* _WORK INSTRUCTIONS_
Leaving out every picture, quote the data below exactly as it appears.

=== STORED ROWS ===

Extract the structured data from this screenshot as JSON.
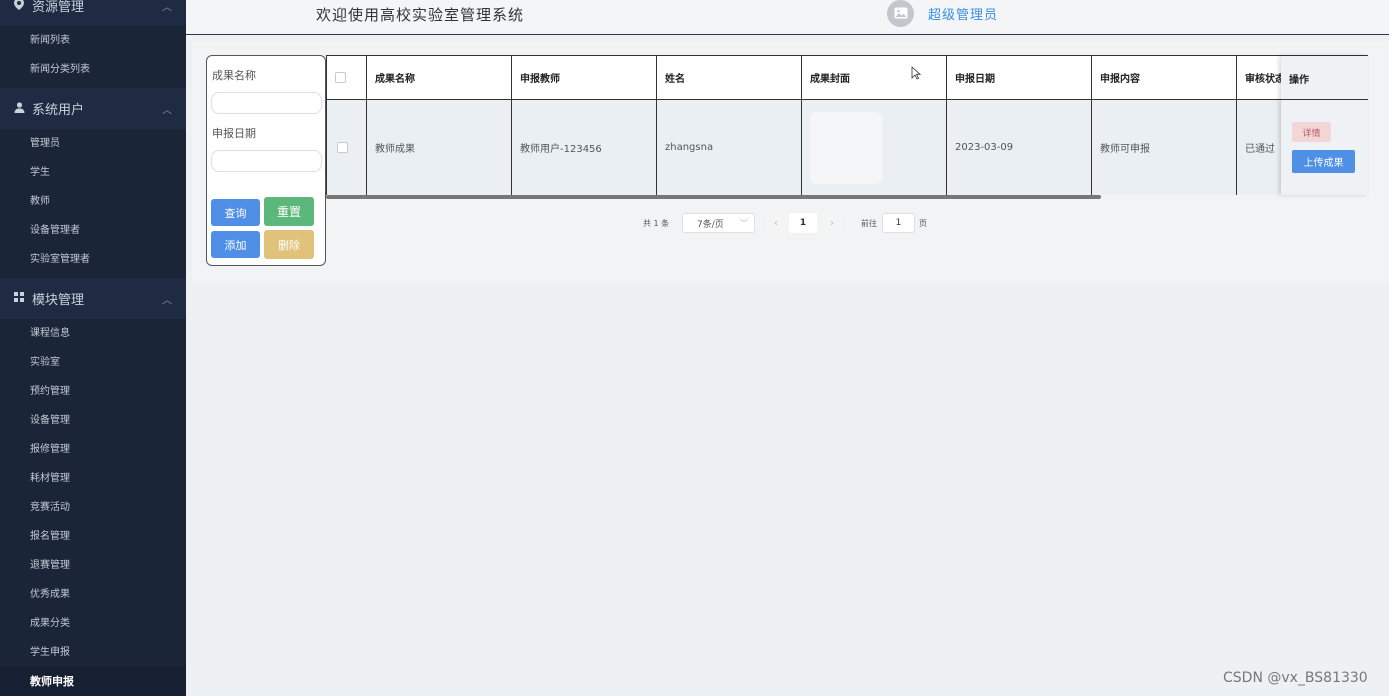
{
  "sidebar": {
    "groups": [
      {
        "title": "资源管理",
        "icon": "location-pin-icon",
        "items": [
          "新闻列表",
          "新闻分类列表"
        ]
      },
      {
        "title": "系统用户",
        "icon": "user-icon",
        "items": [
          "管理员",
          "学生",
          "教师",
          "设备管理者",
          "实验室管理者"
        ]
      },
      {
        "title": "模块管理",
        "icon": "grid-icon",
        "items": [
          "课程信息",
          "实验室",
          "预约管理",
          "设备管理",
          "报修管理",
          "耗材管理",
          "竞赛活动",
          "报名管理",
          "退赛管理",
          "优秀成果",
          "成果分类",
          "学生申报",
          "教师申报"
        ]
      }
    ],
    "active_item": "教师申报"
  },
  "header": {
    "welcome": "欢迎使用高校实验室管理系统",
    "role": "超级管理员"
  },
  "search": {
    "name_label": "成果名称",
    "date_label": "申报日期",
    "query_btn": "查询",
    "reset_btn": "重置",
    "add_btn": "添加",
    "delete_btn": "删除"
  },
  "table": {
    "columns": [
      "成果名称",
      "申报教师",
      "姓名",
      "成果封面",
      "申报日期",
      "申报内容",
      "审核状态",
      "操作"
    ],
    "rows": [
      {
        "name": "教师成果",
        "teacher": "教师用户-123456",
        "real_name": "zhangsna",
        "date": "2023-03-09",
        "content": "教师可申报",
        "status": "已通过"
      }
    ],
    "detail_btn": "详情",
    "upload_btn": "上传成果"
  },
  "pagination": {
    "total": "共 1 条",
    "page_size": "7条/页",
    "current_page": "1",
    "goto_label": "前往",
    "goto_value": "1",
    "page_unit": "页"
  },
  "watermark": "CSDN @vx_BS81330",
  "colors": {
    "sidebar_bg": "#1b2538",
    "primary": "#4f8fe6",
    "success": "#5cb87a",
    "warning": "#e0c27a",
    "danger_light": "#f5d6d6"
  }
}
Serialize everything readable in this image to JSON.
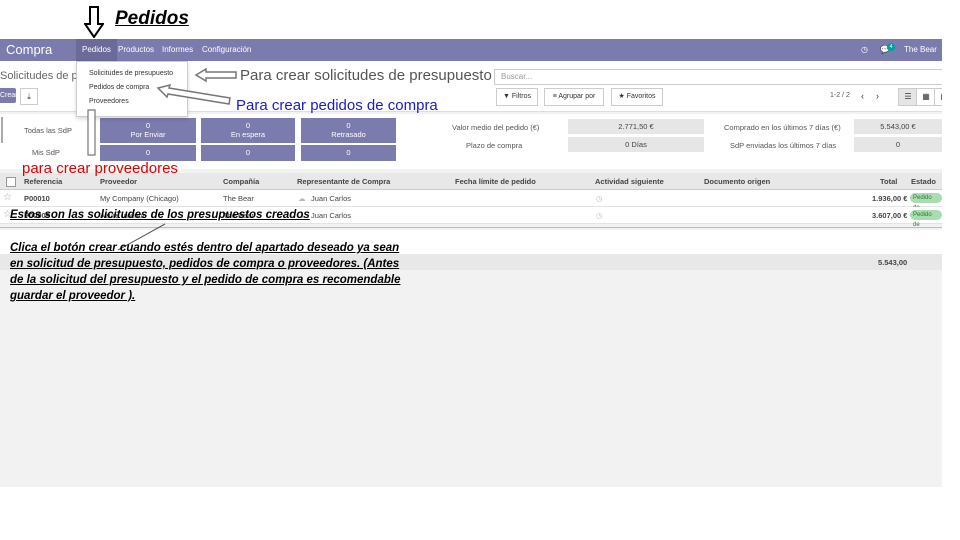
{
  "annotations": {
    "top_title": "Pedidos",
    "solicitudes": "Para crear solicitudes de presupuesto",
    "pedidos": "Para crear pedidos de compra",
    "proveedores": "para crear proveedores",
    "presupuestos_creados": "Estos  son las solicitudes  de los presupuestos  creados",
    "instrucciones": "Clica el botón crear cuando estés dentro del apartado deseado ya sean en solicitud de presupuesto,  pedidos de compra o proveedores.  (Antes de la solicitud del presupuesto  y el pedido de compra es recomendable guardar el proveedor )."
  },
  "navbar": {
    "brand": "Compra",
    "items": [
      "Pedidos",
      "Productos",
      "Informes",
      "Configuración"
    ],
    "active": "Pedidos",
    "messages_count": "4",
    "user": "The Bear"
  },
  "dropdown": {
    "items": [
      "Solicitudes de presupuesto",
      "Pedidos de compra",
      "Proveedores"
    ]
  },
  "control_panel": {
    "breadcrumb": "Solicitudes de presupuesto",
    "create_label": "Crear",
    "search_placeholder": "Buscar...",
    "filters_label": "Filtros",
    "group_label": "Agrupar por",
    "favorites_label": "Favoritos",
    "pager": "1-2 / 2"
  },
  "dashboard": {
    "row_labels": [
      "Todas las SdP",
      "Mis SdP"
    ],
    "columns": [
      {
        "label": "Por Enviar",
        "all": "0",
        "mine": "0"
      },
      {
        "label": "En espera",
        "all": "0",
        "mine": "0"
      },
      {
        "label": "Retrasado",
        "all": "0",
        "mine": "0"
      }
    ],
    "stats_left": [
      {
        "label": "Valor medio del pedido (€)",
        "value": "2.771,50 €"
      },
      {
        "label": "Plazo de compra",
        "value": "0  Días"
      }
    ],
    "stats_right": [
      {
        "label": "Comprado en los últimos 7 días (€)",
        "value": "5.543,00 €"
      },
      {
        "label": "SdP enviadas los últimos 7 días",
        "value": "0"
      }
    ]
  },
  "table": {
    "headers": [
      "Referencia",
      "Proveedor",
      "Compañía",
      "Representante de Compra",
      "Fecha límite de pedido",
      "Actividad siguiente",
      "Documento origen",
      "Total",
      "Estado"
    ],
    "rows": [
      {
        "ref": "P00010",
        "vendor": "My Company (Chicago)",
        "company": "The Bear",
        "rep": "Juan Carlos",
        "total": "1.936,00 €",
        "status": "Pedido de"
      },
      {
        "ref": "P00009",
        "vendor": "Azure Interior",
        "company": "The Bear",
        "rep": "Juan Carlos",
        "total": "3.607,00 €",
        "status": "Pedido de"
      }
    ],
    "footer_total": "5.543,00"
  }
}
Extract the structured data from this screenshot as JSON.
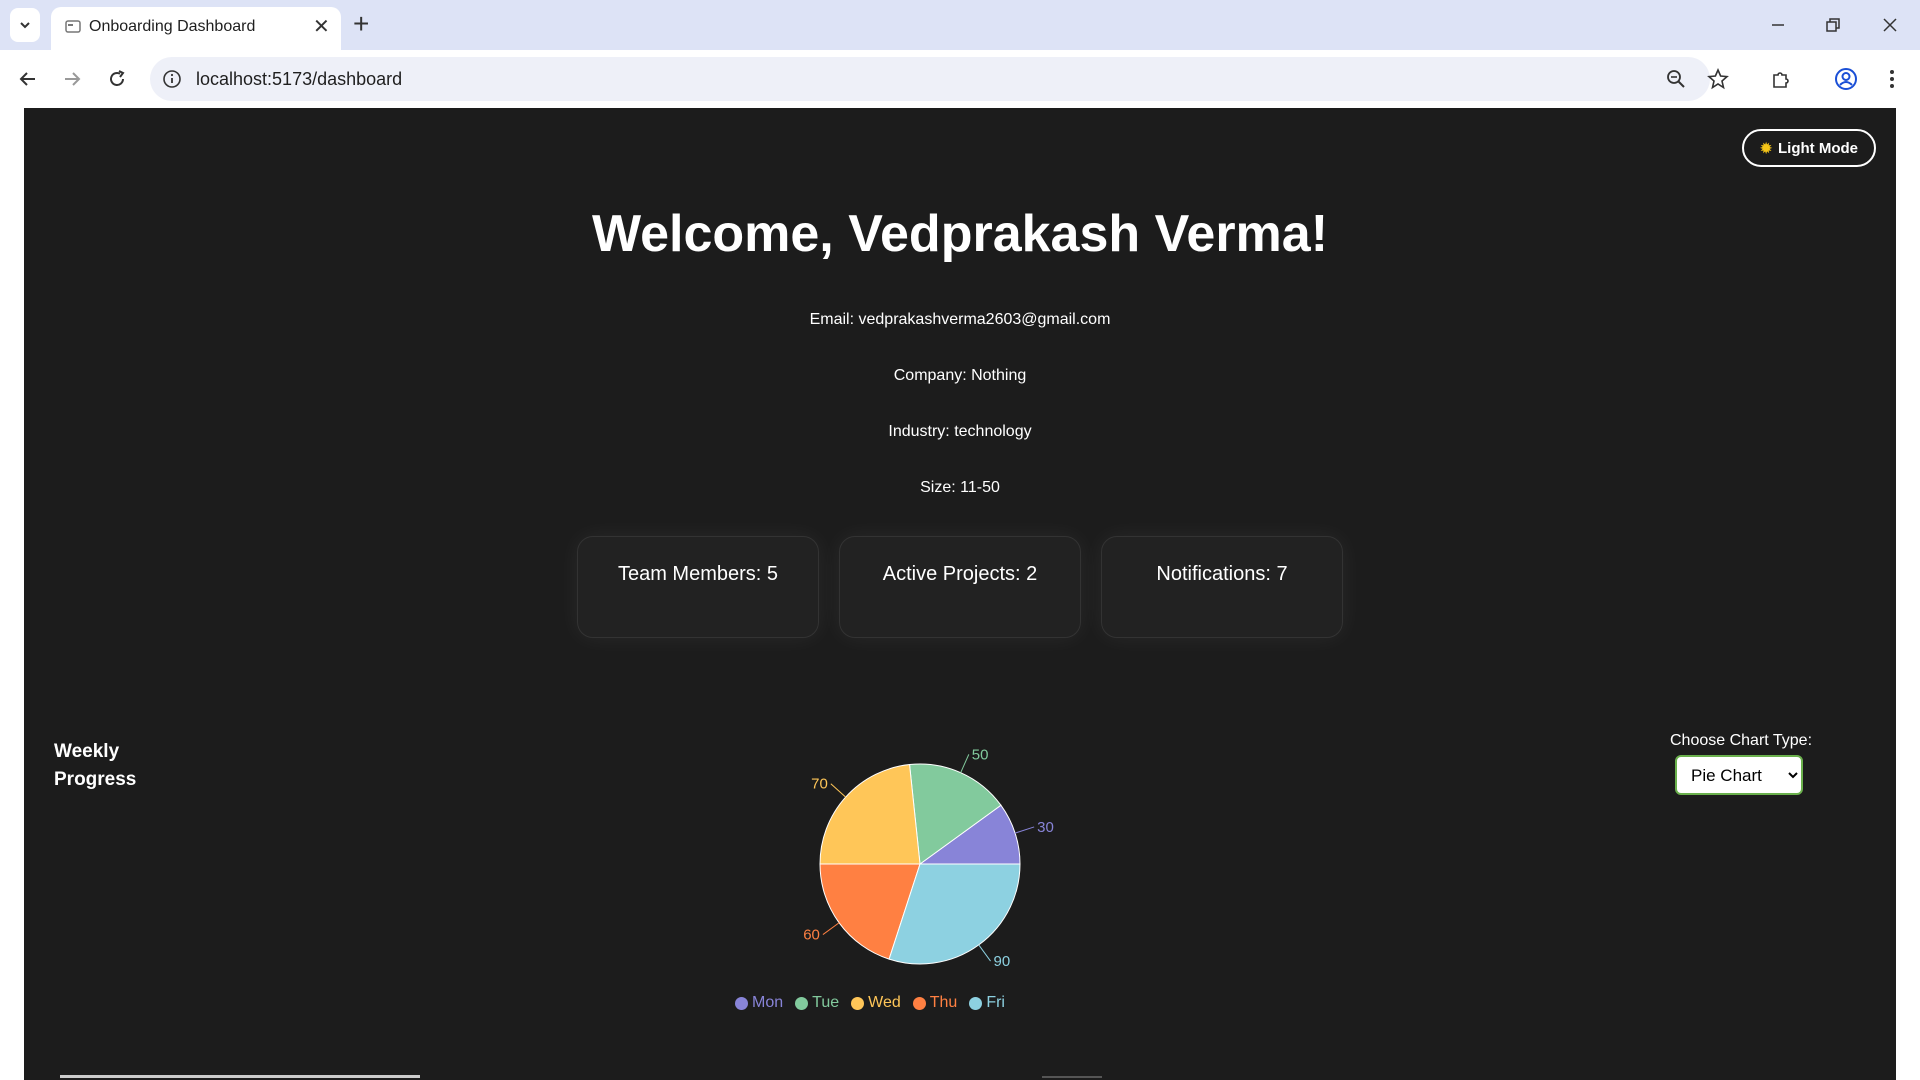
{
  "browser": {
    "tab_title": "Onboarding Dashboard",
    "url": "localhost:5173/dashboard"
  },
  "header": {
    "mode_button_label": "Light Mode",
    "mode_button_icon": "sun-icon"
  },
  "welcome": {
    "title": "Welcome, Vedprakash Verma!",
    "email": "Email: vedprakashverma2603@gmail.com",
    "company": "Company: Nothing",
    "industry": "Industry: technology",
    "size": "Size: 11-50"
  },
  "cards": [
    {
      "label": "Team Members: 5"
    },
    {
      "label": "Active Projects: 2"
    },
    {
      "label": "Notifications: 7"
    }
  ],
  "progress": {
    "heading": "Weekly Progress",
    "chart_type_label": "Choose Chart Type:",
    "chart_type_selected": "Pie Chart"
  },
  "chart_data": {
    "type": "pie",
    "title": "",
    "categories": [
      "Mon",
      "Tue",
      "Wed",
      "Thu",
      "Fri"
    ],
    "values": [
      30,
      50,
      70,
      60,
      90
    ],
    "colors": [
      "#8884d8",
      "#82ca9d",
      "#ffc658",
      "#ff8042",
      "#8dd1e1"
    ],
    "legend": "bottom"
  }
}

===

* _SOLUTION TO THE EXERCISE_
Extract the structured data from this screenshot as JSON.
{
  "sidebar": {
    "groups": [
      {
        "title": "资源管理",
        "icon": "location-pin-icon",
        "items": [
          "新闻列表",
          "新闻分类列表"
        ]
      },
      {
        "title": "系统用户",
        "icon": "user-icon",
        "items": [
          "管理员",
          "学生",
          "教师",
          "设备管理者",
          "实验室管理者"
        ]
      },
      {
        "title": "模块管理",
        "icon": "grid-icon",
        "items": [
          "课程信息",
          "实验室",
          "预约管理",
          "设备管理",
          "报修管理",
          "耗材管理",
          "竞赛活动",
          "报名管理",
          "退赛管理",
          "优秀成果",
          "成果分类",
          "学生申报",
          "教师申报"
        ]
      }
    ],
    "active_item": "教师申报"
  },
  "header": {
    "welcome": "欢迎使用高校实验室管理系统",
    "role": "超级管理员"
  },
  "search": {
    "name_label": "成果名称",
    "date_label": "申报日期",
    "query_btn": "查询",
    "reset_btn": "重置",
    "add_btn": "添加",
    "delete_btn": "删除"
  },
  "table": {
    "columns": [
      "成果名称",
      "申报教师",
      "姓名",
      "成果封面",
      "申报日期",
      "申报内容",
      "审核状态",
      "操作"
    ],
    "rows": [
      {
        "name": "教师成果",
        "teacher": "教师用户-123456",
        "real_name": "zhangsna",
        "date": "2023-03-09",
        "content": "教师可申报",
        "status": "已通过"
      }
    ],
    "detail_btn": "详情",
    "upload_btn": "上传成果"
  },
  "pagination": {
    "total": "共 1 条",
    "page_size": "7条/页",
    "current_page": "1",
    "goto_label": "前往",
    "goto_value": "1",
    "page_unit": "页"
  },
  "watermark": "CSDN @vx_BS81330",
  "colors": {
    "sidebar_bg": "#1b2538",
    "primary": "#4f8fe6",
    "success": "#5cb87a",
    "warning": "#e0c27a",
    "danger_light": "#f5d6d6"
  }
}
Serialize everything readable in this image to JSON.
{
  "annotations": {
    "top_title": "Pedidos",
    "solicitudes": "Para crear solicitudes de presupuesto",
    "pedidos": "Para crear pedidos de compra",
    "proveedores": "para crear proveedores",
    "presupuestos_creados": "Estos  son las solicitudes  de los presupuestos  creados",
    "instrucciones": "Clica el botón crear cuando estés dentro del apartado deseado ya sean en solicitud de presupuesto,  pedidos de compra o proveedores.  (Antes de la solicitud del presupuesto  y el pedido de compra es recomendable guardar el proveedor )."
  },
  "navbar": {
    "brand": "Compra",
    "items": [
      "Pedidos",
      "Productos",
      "Informes",
      "Configuración"
    ],
    "active": "Pedidos",
    "messages_count": "4",
    "user": "The Bear"
  },
  "dropdown": {
    "items": [
      "Solicitudes de presupuesto",
      "Pedidos de compra",
      "Proveedores"
    ]
  },
  "control_panel": {
    "breadcrumb": "Solicitudes de presupuesto",
    "create_label": "Crear",
    "search_placeholder": "Buscar...",
    "filters_label": "Filtros",
    "group_label": "Agrupar por",
    "favorites_label": "Favoritos",
    "pager": "1-2 / 2"
  },
  "dashboard": {
    "row_labels": [
      "Todas las SdP",
      "Mis SdP"
    ],
    "columns": [
      {
        "label": "Por Enviar",
        "all": "0",
        "mine": "0"
      },
      {
        "label": "En espera",
        "all": "0",
        "mine": "0"
      },
      {
        "label": "Retrasado",
        "all": "0",
        "mine": "0"
      }
    ],
    "stats_left": [
      {
        "label": "Valor medio del pedido (€)",
        "value": "2.771,50 €"
      },
      {
        "label": "Plazo de compra",
        "value": "0  Días"
      }
    ],
    "stats_right": [
      {
        "label": "Comprado en los últimos 7 días (€)",
        "value": "5.543,00 €"
      },
      {
        "label": "SdP enviadas los últimos 7 días",
        "value": "0"
      }
    ]
  },
  "table": {
    "headers": [
      "Referencia",
      "Proveedor",
      "Compañía",
      "Representante de Compra",
      "Fecha límite de pedido",
      "Actividad siguiente",
      "Documento origen",
      "Total",
      "Estado"
    ],
    "rows": [
      {
        "ref": "P00010",
        "vendor": "My Company (Chicago)",
        "company": "The Bear",
        "rep": "Juan Carlos",
        "total": "1.936,00 €",
        "status": "Pedido de"
      },
      {
        "ref": "P00009",
        "vendor": "Azure Interior",
        "company": "The Bear",
        "rep": "Juan Carlos",
        "total": "3.607,00 €",
        "status": "Pedido de"
      }
    ],
    "footer_total": "5.543,00"
  }
}
Extract the structured data from this screenshot as JSON.
{
  "browser": {
    "tab_title": "Onboarding Dashboard",
    "url": "localhost:5173/dashboard"
  },
  "header": {
    "mode_button_label": "Light Mode",
    "mode_button_icon": "sun-icon"
  },
  "welcome": {
    "title": "Welcome, Vedprakash Verma!",
    "email": "Email: vedprakashverma2603@gmail.com",
    "company": "Company: Nothing",
    "industry": "Industry: technology",
    "size": "Size: 11-50"
  },
  "cards": [
    {
      "label": "Team Members: 5"
    },
    {
      "label": "Active Projects: 2"
    },
    {
      "label": "Notifications: 7"
    }
  ],
  "progress": {
    "heading": "Weekly Progress",
    "chart_type_label": "Choose Chart Type:",
    "chart_type_selected": "Pie Chart"
  },
  "chart_data": {
    "type": "pie",
    "title": "",
    "categories": [
      "Mon",
      "Tue",
      "Wed",
      "Thu",
      "Fri"
    ],
    "values": [
      30,
      50,
      70,
      60,
      90
    ],
    "colors": [
      "#8884d8",
      "#82ca9d",
      "#ffc658",
      "#ff8042",
      "#8dd1e1"
    ],
    "legend": "bottom"
  }
}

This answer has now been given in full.